Directions for this task: Below are the records; reproduce all of them exactly but without any images.

** START Provided records **

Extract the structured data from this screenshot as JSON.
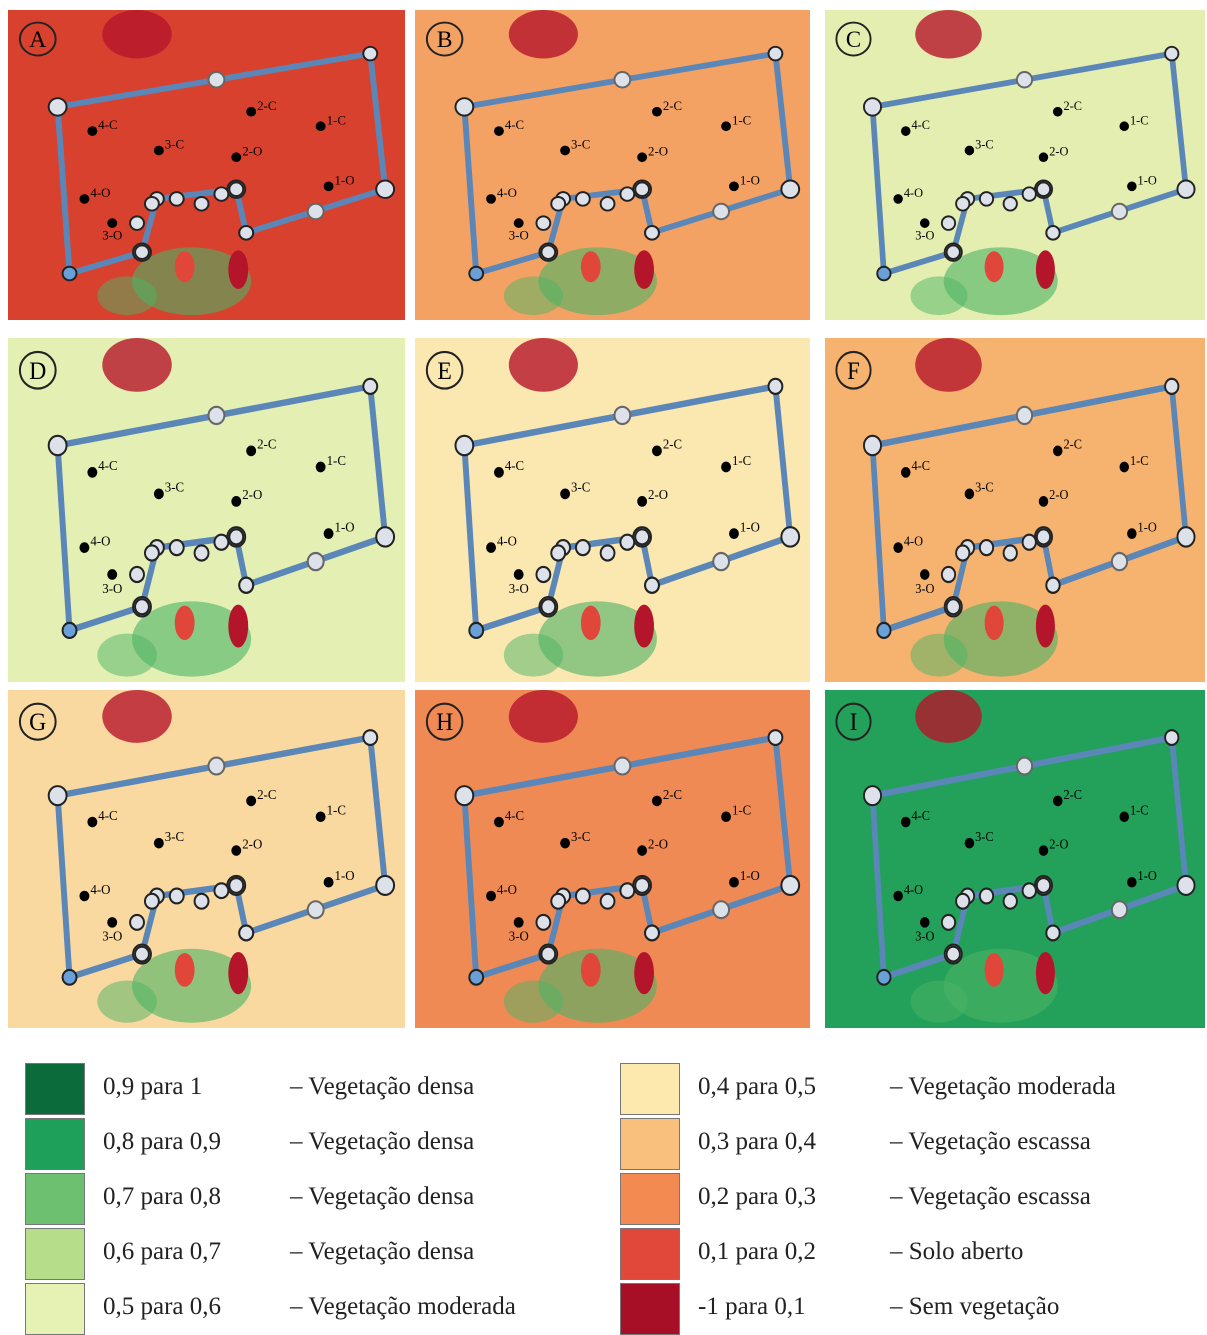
{
  "panels": [
    {
      "label": "A",
      "color": "#d9412f",
      "points": [
        "4-C",
        "3-C",
        "2-C",
        "1-C",
        "4-O",
        "3-O",
        "2-O",
        "1-O"
      ]
    },
    {
      "label": "B",
      "color": "#f4a264",
      "points": [
        "4-C",
        "3-C",
        "2-C",
        "1-C",
        "4-O",
        "3-O",
        "2-O",
        "1-O"
      ]
    },
    {
      "label": "C",
      "color": "#e3eeb0",
      "points": [
        "4-C",
        "3-C",
        "2-C",
        "1-C",
        "4-O",
        "3-O",
        "2-O",
        "1-O"
      ]
    },
    {
      "label": "D",
      "color": "#e4efb4",
      "points": [
        "4-C",
        "3-C",
        "2-C",
        "1-C",
        "4-O",
        "3-O",
        "2-O",
        "1-O"
      ]
    },
    {
      "label": "E",
      "color": "#fbe7b0",
      "points": [
        "4-C",
        "3-C",
        "2-C",
        "1-C",
        "4-O",
        "3-O",
        "2-O",
        "1-O"
      ]
    },
    {
      "label": "F",
      "color": "#f6b26f",
      "points": [
        "4-C",
        "3-C",
        "2-C",
        "1-C",
        "4-O",
        "3-O",
        "2-O",
        "1-O"
      ]
    },
    {
      "label": "G",
      "color": "#f9d9a0",
      "points": [
        "4-C",
        "3-C",
        "2-C",
        "1-C",
        "4-O",
        "3-O",
        "2-O",
        "1-O"
      ]
    },
    {
      "label": "H",
      "color": "#f08a55",
      "points": [
        "4-C",
        "3-C",
        "2-C",
        "1-C",
        "4-O",
        "3-O",
        "2-O",
        "1-O"
      ]
    },
    {
      "label": "I",
      "color": "#23a05a",
      "points": [
        "4-C",
        "3-C",
        "2-C",
        "1-C",
        "4-O",
        "3-O",
        "2-O",
        "1-O"
      ]
    }
  ],
  "legend": [
    {
      "range": "0,9 para 1",
      "class": "– Vegetação densa",
      "color": "#0b6b3a"
    },
    {
      "range": "0,8 para 0,9",
      "class": "– Vegetação densa",
      "color": "#1fa05a"
    },
    {
      "range": "0,7 para 0,8",
      "class": "– Vegetação densa",
      "color": "#6cc070"
    },
    {
      "range": "0,6 para 0,7",
      "class": "– Vegetação densa",
      "color": "#b6dd8a"
    },
    {
      "range": "0,5 para 0,6",
      "class": "– Vegetação moderada",
      "color": "#e6f1b4"
    },
    {
      "range": "0,4 para 0,5",
      "class": "– Vegetação moderada",
      "color": "#fde9ad"
    },
    {
      "range": "0,3 para 0,4",
      "class": "– Vegetação escassa",
      "color": "#f9bf7c"
    },
    {
      "range": "0,2 para 0,3",
      "class": "– Vegetação escassa",
      "color": "#f28a52"
    },
    {
      "range": "0,1 para 0,2",
      "class": "– Solo aberto",
      "color": "#e2483a"
    },
    {
      "range": "-1 para 0,1",
      "class": "– Sem vegetação",
      "color": "#a70f27"
    }
  ]
}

** END Provided records **

Solution:
Extract the structured data from this screenshot as JSON.
{
  "panels": [
    {
      "label": "A",
      "color": "#d9412f",
      "points": [
        "4-C",
        "3-C",
        "2-C",
        "1-C",
        "4-O",
        "3-O",
        "2-O",
        "1-O"
      ]
    },
    {
      "label": "B",
      "color": "#f4a264",
      "points": [
        "4-C",
        "3-C",
        "2-C",
        "1-C",
        "4-O",
        "3-O",
        "2-O",
        "1-O"
      ]
    },
    {
      "label": "C",
      "color": "#e3eeb0",
      "points": [
        "4-C",
        "3-C",
        "2-C",
        "1-C",
        "4-O",
        "3-O",
        "2-O",
        "1-O"
      ]
    },
    {
      "label": "D",
      "color": "#e4efb4",
      "points": [
        "4-C",
        "3-C",
        "2-C",
        "1-C",
        "4-O",
        "3-O",
        "2-O",
        "1-O"
      ]
    },
    {
      "label": "E",
      "color": "#fbe7b0",
      "points": [
        "4-C",
        "3-C",
        "2-C",
        "1-C",
        "4-O",
        "3-O",
        "2-O",
        "1-O"
      ]
    },
    {
      "label": "F",
      "color": "#f6b26f",
      "points": [
        "4-C",
        "3-C",
        "2-C",
        "1-C",
        "4-O",
        "3-O",
        "2-O",
        "1-O"
      ]
    },
    {
      "label": "G",
      "color": "#f9d9a0",
      "points": [
        "4-C",
        "3-C",
        "2-C",
        "1-C",
        "4-O",
        "3-O",
        "2-O",
        "1-O"
      ]
    },
    {
      "label": "H",
      "color": "#f08a55",
      "points": [
        "4-C",
        "3-C",
        "2-C",
        "1-C",
        "4-O",
        "3-O",
        "2-O",
        "1-O"
      ]
    },
    {
      "label": "I",
      "color": "#23a05a",
      "points": [
        "4-C",
        "3-C",
        "2-C",
        "1-C",
        "4-O",
        "3-O",
        "2-O",
        "1-O"
      ]
    }
  ],
  "legend": [
    {
      "range": "0,9 para 1",
      "class": "– Vegetação densa",
      "color": "#0b6b3a"
    },
    {
      "range": "0,8 para 0,9",
      "class": "– Vegetação densa",
      "color": "#1fa05a"
    },
    {
      "range": "0,7 para 0,8",
      "class": "– Vegetação densa",
      "color": "#6cc070"
    },
    {
      "range": "0,6 para 0,7",
      "class": "– Vegetação densa",
      "color": "#b6dd8a"
    },
    {
      "range": "0,5 para 0,6",
      "class": "– Vegetação moderada",
      "color": "#e6f1b4"
    },
    {
      "range": "0,4 para 0,5",
      "class": "– Vegetação moderada",
      "color": "#fde9ad"
    },
    {
      "range": "0,3 para 0,4",
      "class": "– Vegetação escassa",
      "color": "#f9bf7c"
    },
    {
      "range": "0,2 para 0,3",
      "class": "– Vegetação escassa",
      "color": "#f28a52"
    },
    {
      "range": "0,1 para 0,2",
      "class": "– Solo aberto",
      "color": "#e2483a"
    },
    {
      "range": "-1 para 0,1",
      "class": "– Sem vegetação",
      "color": "#a70f27"
    }
  ]
}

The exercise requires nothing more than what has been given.